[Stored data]
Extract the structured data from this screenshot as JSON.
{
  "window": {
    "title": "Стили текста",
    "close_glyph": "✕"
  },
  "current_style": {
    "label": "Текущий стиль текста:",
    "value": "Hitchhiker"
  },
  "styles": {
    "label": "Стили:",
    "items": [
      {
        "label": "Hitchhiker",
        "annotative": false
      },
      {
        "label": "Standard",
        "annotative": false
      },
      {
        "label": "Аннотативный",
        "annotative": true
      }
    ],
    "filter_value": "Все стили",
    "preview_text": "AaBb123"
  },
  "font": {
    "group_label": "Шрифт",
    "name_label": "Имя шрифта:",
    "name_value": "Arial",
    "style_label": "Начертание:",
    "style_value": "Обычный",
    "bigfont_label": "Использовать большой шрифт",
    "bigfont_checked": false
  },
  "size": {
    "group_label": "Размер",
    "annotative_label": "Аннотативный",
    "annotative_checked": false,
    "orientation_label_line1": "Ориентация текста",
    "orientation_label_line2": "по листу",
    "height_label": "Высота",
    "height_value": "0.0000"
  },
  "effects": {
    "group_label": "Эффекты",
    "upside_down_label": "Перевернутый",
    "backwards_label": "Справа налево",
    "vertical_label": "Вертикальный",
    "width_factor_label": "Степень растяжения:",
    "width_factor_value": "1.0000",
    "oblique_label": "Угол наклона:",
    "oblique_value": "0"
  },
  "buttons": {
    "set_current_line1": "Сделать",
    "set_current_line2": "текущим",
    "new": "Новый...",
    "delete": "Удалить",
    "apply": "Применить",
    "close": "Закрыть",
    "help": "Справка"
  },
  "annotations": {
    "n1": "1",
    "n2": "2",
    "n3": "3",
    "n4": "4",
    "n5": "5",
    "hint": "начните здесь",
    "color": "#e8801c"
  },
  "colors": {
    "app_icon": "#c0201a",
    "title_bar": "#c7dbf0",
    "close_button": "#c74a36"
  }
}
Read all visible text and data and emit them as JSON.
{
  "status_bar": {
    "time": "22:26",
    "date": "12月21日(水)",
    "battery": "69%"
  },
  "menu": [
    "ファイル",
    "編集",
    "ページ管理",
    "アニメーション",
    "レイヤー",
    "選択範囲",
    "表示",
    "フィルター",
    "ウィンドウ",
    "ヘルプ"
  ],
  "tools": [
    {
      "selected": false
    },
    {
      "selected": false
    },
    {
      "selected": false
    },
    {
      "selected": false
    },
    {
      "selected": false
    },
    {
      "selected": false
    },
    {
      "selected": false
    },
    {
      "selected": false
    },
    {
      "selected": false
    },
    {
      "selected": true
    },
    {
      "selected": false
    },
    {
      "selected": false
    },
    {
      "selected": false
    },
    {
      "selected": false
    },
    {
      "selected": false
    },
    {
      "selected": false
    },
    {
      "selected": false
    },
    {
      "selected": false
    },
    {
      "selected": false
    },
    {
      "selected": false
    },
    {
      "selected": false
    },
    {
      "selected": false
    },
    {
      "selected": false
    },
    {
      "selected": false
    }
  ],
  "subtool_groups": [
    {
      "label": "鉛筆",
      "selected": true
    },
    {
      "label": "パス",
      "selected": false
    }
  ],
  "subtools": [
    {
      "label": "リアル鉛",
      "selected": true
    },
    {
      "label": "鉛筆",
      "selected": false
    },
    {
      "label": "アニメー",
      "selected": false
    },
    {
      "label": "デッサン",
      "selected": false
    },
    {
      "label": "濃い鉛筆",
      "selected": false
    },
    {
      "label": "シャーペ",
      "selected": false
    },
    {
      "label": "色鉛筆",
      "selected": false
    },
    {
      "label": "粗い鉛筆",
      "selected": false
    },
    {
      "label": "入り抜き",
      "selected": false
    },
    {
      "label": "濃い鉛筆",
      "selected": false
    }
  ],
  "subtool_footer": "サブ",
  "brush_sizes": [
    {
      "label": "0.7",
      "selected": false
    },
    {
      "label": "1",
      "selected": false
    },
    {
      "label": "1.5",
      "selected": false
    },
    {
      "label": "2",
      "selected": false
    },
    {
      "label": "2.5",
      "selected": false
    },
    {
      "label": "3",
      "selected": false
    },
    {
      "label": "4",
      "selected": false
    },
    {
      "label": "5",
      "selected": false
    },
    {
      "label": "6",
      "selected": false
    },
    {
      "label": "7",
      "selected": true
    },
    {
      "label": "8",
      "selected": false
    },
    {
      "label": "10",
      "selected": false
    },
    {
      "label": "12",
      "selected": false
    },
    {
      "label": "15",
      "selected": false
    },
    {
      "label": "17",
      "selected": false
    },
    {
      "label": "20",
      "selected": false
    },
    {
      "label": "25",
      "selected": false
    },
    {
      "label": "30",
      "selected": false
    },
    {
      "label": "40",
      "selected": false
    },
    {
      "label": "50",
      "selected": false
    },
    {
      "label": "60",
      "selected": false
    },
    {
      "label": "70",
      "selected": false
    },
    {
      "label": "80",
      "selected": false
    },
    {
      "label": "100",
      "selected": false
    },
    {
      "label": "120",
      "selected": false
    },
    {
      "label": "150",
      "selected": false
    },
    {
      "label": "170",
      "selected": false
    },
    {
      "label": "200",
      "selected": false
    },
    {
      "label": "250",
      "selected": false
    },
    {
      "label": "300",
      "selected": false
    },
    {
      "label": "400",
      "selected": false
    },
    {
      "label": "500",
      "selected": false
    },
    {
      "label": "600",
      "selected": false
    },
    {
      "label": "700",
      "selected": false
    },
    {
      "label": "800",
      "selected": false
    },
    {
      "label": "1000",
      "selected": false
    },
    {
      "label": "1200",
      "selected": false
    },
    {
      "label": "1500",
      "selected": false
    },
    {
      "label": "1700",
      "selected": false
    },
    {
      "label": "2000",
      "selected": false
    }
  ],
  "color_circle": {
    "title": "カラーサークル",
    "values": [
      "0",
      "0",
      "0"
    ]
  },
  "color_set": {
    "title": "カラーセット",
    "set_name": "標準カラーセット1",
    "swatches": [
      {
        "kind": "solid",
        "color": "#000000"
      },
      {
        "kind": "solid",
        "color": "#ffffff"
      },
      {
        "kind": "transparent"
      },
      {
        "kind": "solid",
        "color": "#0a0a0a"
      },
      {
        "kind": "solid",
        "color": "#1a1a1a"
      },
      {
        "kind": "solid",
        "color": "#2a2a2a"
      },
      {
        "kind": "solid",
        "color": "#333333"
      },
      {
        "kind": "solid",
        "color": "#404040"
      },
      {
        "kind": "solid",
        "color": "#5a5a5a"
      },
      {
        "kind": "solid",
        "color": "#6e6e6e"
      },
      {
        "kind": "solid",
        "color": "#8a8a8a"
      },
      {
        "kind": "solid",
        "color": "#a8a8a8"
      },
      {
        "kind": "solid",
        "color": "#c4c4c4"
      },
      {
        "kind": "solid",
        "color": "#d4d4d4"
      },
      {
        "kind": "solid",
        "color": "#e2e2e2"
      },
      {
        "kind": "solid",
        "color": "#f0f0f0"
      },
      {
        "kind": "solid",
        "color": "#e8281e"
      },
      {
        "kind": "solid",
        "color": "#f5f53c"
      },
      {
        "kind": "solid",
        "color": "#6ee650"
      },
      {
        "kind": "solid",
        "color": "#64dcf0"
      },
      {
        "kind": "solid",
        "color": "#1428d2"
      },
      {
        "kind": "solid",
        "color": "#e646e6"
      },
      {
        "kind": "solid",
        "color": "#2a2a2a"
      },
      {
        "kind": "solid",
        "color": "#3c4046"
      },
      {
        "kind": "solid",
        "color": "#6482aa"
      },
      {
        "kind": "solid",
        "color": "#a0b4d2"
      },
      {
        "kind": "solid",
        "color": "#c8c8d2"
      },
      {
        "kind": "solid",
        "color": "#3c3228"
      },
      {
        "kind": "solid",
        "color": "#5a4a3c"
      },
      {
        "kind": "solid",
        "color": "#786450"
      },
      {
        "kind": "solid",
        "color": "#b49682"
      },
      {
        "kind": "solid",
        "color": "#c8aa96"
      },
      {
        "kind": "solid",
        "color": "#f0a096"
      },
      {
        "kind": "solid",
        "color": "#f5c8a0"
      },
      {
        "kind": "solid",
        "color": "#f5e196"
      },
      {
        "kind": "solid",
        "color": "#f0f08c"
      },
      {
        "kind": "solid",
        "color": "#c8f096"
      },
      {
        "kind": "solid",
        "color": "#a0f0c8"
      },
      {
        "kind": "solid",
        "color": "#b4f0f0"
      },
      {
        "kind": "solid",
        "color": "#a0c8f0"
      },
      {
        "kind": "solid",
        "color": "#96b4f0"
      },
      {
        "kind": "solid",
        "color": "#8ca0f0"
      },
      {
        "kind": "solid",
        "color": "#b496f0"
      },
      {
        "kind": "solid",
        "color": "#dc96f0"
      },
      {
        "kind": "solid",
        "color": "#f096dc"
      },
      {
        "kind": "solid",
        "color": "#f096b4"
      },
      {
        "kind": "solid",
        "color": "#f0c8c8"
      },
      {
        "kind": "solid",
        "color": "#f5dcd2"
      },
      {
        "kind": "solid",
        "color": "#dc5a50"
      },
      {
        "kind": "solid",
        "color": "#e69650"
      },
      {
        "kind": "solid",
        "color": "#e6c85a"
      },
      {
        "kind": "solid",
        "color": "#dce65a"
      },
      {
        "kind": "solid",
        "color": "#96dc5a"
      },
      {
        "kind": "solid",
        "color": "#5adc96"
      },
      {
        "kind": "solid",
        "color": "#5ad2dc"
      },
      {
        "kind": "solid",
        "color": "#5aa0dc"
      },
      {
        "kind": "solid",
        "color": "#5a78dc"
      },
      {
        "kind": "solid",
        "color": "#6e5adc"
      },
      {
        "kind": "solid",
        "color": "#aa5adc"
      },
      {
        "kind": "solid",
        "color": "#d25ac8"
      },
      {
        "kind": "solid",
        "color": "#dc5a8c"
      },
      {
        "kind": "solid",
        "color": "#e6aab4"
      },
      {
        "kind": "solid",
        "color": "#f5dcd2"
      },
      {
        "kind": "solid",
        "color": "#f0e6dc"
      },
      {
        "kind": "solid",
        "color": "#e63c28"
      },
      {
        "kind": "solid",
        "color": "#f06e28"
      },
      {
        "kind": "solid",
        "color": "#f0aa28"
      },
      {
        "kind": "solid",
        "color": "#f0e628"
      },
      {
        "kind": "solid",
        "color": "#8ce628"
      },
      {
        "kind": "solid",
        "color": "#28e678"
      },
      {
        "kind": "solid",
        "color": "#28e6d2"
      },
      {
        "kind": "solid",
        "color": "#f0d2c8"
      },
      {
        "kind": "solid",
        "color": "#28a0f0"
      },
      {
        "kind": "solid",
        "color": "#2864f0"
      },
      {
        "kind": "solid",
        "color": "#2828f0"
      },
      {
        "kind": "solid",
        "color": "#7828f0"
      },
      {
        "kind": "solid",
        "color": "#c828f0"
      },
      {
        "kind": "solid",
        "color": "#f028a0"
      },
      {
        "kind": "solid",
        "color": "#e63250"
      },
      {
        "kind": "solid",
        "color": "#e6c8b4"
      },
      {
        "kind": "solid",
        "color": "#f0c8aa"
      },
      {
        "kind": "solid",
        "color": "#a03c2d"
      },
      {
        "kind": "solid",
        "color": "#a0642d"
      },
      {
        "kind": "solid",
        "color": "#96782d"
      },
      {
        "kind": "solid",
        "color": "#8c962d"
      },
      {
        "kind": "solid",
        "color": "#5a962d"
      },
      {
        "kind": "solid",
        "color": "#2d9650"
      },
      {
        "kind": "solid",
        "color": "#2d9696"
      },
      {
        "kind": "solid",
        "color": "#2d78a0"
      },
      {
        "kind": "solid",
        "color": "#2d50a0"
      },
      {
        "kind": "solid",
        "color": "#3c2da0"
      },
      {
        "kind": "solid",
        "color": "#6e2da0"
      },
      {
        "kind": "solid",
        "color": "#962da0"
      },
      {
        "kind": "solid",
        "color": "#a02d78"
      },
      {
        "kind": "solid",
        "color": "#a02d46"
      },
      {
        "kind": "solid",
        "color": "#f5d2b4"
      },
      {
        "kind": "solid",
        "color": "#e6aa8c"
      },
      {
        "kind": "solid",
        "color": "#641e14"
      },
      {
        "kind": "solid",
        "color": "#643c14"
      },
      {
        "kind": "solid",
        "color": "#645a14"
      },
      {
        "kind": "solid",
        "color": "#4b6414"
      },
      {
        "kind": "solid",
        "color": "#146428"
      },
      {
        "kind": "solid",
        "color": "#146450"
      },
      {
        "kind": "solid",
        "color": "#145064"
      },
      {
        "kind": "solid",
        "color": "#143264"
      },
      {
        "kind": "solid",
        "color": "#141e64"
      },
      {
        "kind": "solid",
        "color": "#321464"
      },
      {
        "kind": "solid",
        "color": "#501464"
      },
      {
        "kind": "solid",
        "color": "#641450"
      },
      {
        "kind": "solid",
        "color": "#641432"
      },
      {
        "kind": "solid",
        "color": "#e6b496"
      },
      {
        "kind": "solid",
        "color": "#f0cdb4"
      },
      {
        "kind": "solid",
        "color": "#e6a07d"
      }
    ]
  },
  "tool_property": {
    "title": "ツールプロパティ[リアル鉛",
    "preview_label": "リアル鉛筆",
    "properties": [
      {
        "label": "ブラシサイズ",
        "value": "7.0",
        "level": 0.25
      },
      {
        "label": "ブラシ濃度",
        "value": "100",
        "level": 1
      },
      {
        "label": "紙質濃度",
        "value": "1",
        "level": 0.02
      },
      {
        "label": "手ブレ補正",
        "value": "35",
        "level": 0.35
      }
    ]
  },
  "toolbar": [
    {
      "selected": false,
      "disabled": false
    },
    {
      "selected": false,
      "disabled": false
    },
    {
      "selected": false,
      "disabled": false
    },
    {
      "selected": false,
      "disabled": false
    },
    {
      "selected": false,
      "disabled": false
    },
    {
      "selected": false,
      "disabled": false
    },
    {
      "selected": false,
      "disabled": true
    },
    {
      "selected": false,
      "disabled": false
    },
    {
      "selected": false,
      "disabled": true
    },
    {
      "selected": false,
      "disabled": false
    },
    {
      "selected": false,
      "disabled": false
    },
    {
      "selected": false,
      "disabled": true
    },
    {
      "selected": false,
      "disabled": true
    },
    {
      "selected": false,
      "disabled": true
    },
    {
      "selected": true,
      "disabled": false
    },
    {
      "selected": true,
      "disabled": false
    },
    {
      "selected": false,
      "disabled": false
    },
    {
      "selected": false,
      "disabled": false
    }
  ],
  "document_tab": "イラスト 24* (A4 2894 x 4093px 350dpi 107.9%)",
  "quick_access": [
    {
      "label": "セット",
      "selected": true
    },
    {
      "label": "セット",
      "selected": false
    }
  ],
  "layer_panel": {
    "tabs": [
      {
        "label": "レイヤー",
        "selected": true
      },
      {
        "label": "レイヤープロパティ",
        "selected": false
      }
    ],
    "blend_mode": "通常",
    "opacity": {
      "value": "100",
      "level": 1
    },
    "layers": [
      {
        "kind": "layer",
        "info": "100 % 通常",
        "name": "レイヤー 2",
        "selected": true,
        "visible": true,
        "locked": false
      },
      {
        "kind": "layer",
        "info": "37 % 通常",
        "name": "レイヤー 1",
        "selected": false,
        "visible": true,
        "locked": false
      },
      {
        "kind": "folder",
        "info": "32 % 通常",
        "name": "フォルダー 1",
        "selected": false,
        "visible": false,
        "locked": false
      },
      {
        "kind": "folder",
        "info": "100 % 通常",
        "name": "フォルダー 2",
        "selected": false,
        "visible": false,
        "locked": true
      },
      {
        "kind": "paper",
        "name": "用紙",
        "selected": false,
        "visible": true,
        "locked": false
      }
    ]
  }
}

→ **Your instructions**: List all lines from the entries that include the word "Аннотативный".

→ **Solution for this exercise**:
        "label": "Аннотативный",
    "annotative_label": "Аннотативный",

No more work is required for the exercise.